Raw records

....

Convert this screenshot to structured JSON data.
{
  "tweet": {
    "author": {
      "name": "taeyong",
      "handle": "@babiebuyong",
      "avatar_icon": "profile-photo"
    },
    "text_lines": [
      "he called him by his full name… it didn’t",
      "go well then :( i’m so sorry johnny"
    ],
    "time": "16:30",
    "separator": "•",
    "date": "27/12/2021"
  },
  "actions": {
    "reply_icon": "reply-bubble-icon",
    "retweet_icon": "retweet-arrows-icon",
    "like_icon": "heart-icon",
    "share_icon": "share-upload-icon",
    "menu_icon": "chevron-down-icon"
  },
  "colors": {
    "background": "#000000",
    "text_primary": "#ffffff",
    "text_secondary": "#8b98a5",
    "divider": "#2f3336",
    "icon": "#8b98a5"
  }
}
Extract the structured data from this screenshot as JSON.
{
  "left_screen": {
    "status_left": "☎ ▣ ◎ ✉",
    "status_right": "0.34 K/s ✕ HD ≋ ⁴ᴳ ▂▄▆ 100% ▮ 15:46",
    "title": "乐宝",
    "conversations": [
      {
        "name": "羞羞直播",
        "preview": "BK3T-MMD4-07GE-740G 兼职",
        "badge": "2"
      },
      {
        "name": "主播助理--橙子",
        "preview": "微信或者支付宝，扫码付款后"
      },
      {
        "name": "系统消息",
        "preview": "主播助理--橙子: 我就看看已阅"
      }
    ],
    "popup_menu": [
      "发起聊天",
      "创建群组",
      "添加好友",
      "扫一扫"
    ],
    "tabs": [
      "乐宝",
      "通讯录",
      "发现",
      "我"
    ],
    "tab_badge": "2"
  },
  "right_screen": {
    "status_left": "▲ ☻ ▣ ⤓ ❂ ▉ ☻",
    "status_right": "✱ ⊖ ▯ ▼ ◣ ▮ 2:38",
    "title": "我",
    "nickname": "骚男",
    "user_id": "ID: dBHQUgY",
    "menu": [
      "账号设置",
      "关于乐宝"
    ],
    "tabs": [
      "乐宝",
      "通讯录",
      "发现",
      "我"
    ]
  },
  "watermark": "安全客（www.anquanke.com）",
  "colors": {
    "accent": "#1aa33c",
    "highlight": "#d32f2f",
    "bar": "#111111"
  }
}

....

EXERCISE DETAILS: Return, word for word, every line from the line with "Extract the structured" to the final line of the data.

THE RESPONSE:
Extract the structured data from this screenshot as JSON.
{
  "left_screen": {
    "status_left": "☎ ▣ ◎ ✉",
    "status_right": "0.34 K/s ✕ HD ≋ ⁴ᴳ ▂▄▆ 100% ▮ 15:46",
    "title": "乐宝",
    "conversations": [
      {
        "name": "羞羞直播",
        "preview": "BK3T-MMD4-07GE-740G 兼职",
        "badge": "2"
      },
      {
        "name": "主播助理--橙子",
        "preview": "微信或者支付宝，扫码付款后"
      },
      {
        "name": "系统消息",
        "preview": "主播助理--橙子: 我就看看已阅"
      }
    ],
    "popup_menu": [
      "发起聊天",
      "创建群组",
      "添加好友",
      "扫一扫"
    ],
    "tabs": [
      "乐宝",
      "通讯录",
      "发现",
      "我"
    ],
    "tab_badge": "2"
  },
  "right_screen": {
    "status_left": "▲ ☻ ▣ ⤓ ❂ ▉ ☻",
    "status_right": "✱ ⊖ ▯ ▼ ◣ ▮ 2:38",
    "title": "我",
    "nickname": "骚男",
    "user_id": "ID: dBHQUgY",
    "menu": [
      "账号设置",
      "关于乐宝"
    ],
    "tabs": [
      "乐宝",
      "通讯录",
      "发现",
      "我"
    ]
  },
  "watermark": "安全客（www.anquanke.com）",
  "colors": {
    "accent": "#1aa33c",
    "highlight": "#d32f2f",
    "bar": "#111111"
  }
}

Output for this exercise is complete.